_Task directions_
Gather all lines containing the string "this" and copy them out.

## Begin

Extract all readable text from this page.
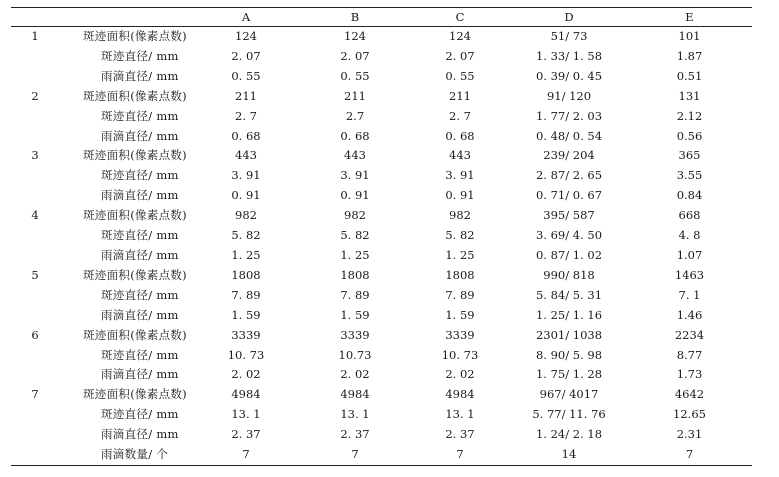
		A	B	C	D	E
1	斑迹面积(像素点数)	124	124	124	51/ 73	101
	斑迹直径/ mm	2. 07	2. 07	2. 07	1. 33/ 1. 58	1.87
	雨滴直径/ mm	0. 55	0. 55	0. 55	0. 39/ 0. 45	0.51
2	斑迹面积(像素点数)	211	211	211	91/ 120	131
	斑迹直径/ mm	2. 7	2.7	2. 7	1. 77/ 2. 03	2.12
	雨滴直径/ mm	0. 68	0. 68	0. 68	0. 48/ 0. 54	0.56
3	斑迹面积(像素点数)	443	443	443	239/ 204	365
	斑迹直径/ mm	3. 91	3. 91	3. 91	2. 87/ 2. 65	3.55
	雨滴直径/ mm	0. 91	0. 91	0. 91	0. 71/ 0. 67	0.84
4	斑迹面积(像素点数)	982	982	982	395/ 587	668
	斑迹直径/ mm	5. 82	5. 82	5. 82	3. 69/ 4. 50	4. 8
	雨滴直径/ mm	1. 25	1. 25	1. 25	0. 87/ 1. 02	1.07
5	斑迹面积(像素点数)	1808	1808	1808	990/ 818	1463
	斑迹直径/ mm	7. 89	7. 89	7. 89	5. 84/ 5. 31	7. 1
	雨滴直径/ mm	1. 59	1. 59	1. 59	1. 25/ 1. 16	1.46
6	斑迹面积(像素点数)	3339	3339	3339	2301/ 1038	2234
	斑迹直径/ mm	10. 73	10.73	10. 73	8. 90/ 5. 98	8.77
	雨滴直径/ mm	2. 02	2. 02	2. 02	1. 75/ 1. 28	1.73
7	斑迹面积(像素点数)	4984	4984	4984	967/ 4017	4642
	斑迹直径/ mm	13. 1	13. 1	13. 1	5. 77/ 11. 76	12.65
	雨滴直径/ mm	2. 37	2. 37	2. 37	1. 24/ 2. 18	2.31
	雨滴数量/ 个	7	7	7	14	7
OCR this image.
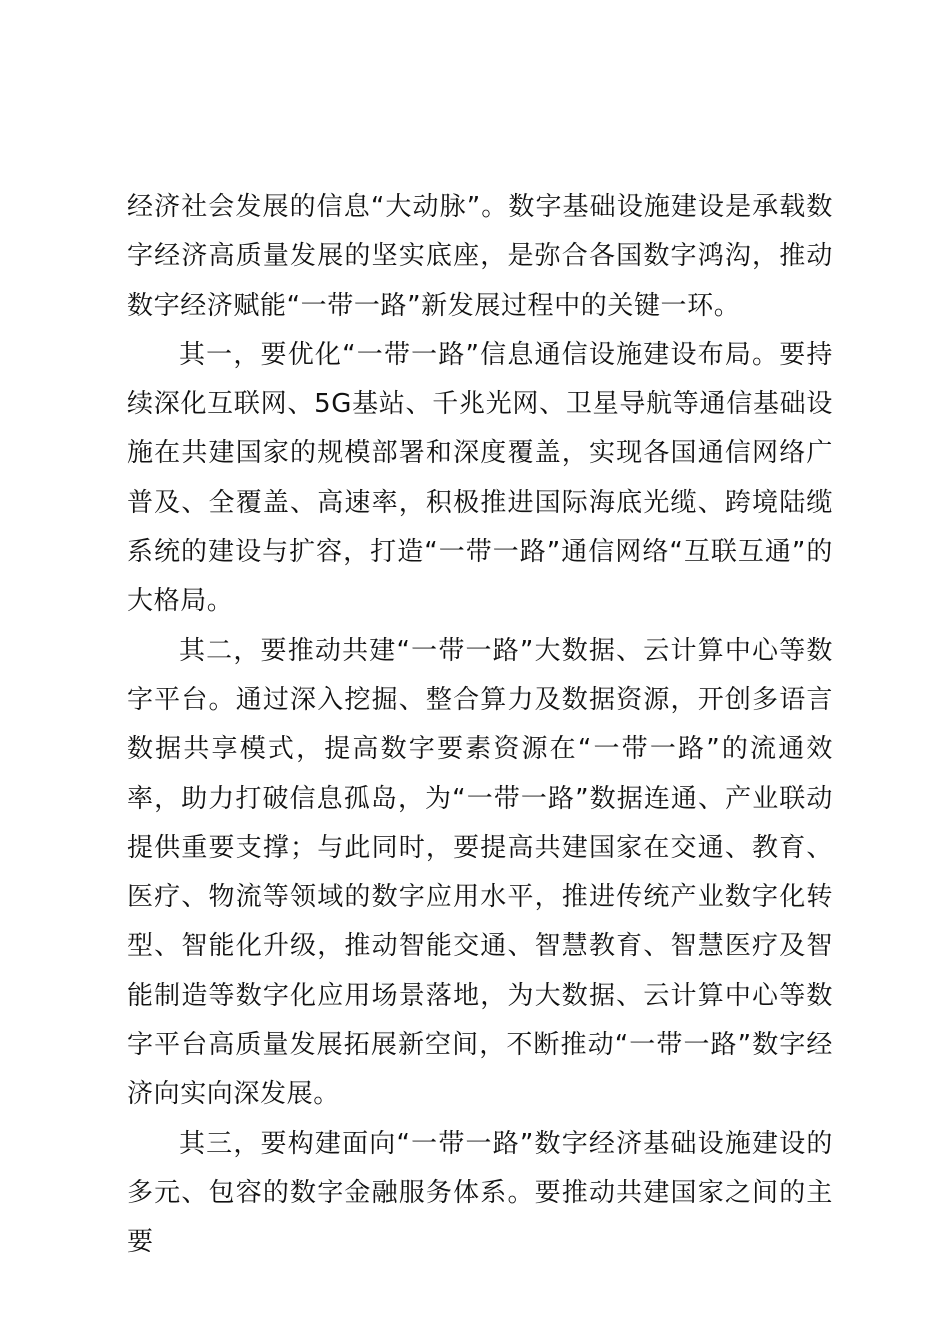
经济社会发展的信息“大动脉”。数字基础设施建设是承载数字经济高质量发展的坚实底座，是弥合各国数字鸿沟，推动数字经济赋能“一带一路”新发展过程中的关键一环。

其一，要优化“一带一路”信息通信设施建设布局。要持续深化互联网、5G基站、千兆光网、卫星导航等通信基础设施在共建国家的规模部署和深度覆盖，实现各国通信网络广普及、全覆盖、高速率，积极推进国际海底光缆、跨境陆缆系统的建设与扩容，打造“一带一路”通信网络“互联互通”的大格局。

其二，要推动共建“一带一路”大数据、云计算中心等数字平台。通过深入挖掘、整合算力及数据资源，开创多语言数据共享模式，提高数字要素资源在“一带一路”的流通效率，助力打破信息孤岛，为“一带一路”数据连通、产业联动提供重要支撑；与此同时，要提高共建国家在交通、教育、医疗、物流等领域的数字应用水平，推进传统产业数字化转型、智能化升级，推动智能交通、智慧教育、智慧医疗及智能制造等数字化应用场景落地，为大数据、云计算中心等数字平台高质量发展拓展新空间，不断推动“一带一路”数字经济向实向深发展。

其三，要构建面向“一带一路”数字经济基础设施建设的多元、包容的数字金融服务体系。要推动共建国家之间的主要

## End

_Exercise solution_
Extract all readable text from this page.
OCR this image.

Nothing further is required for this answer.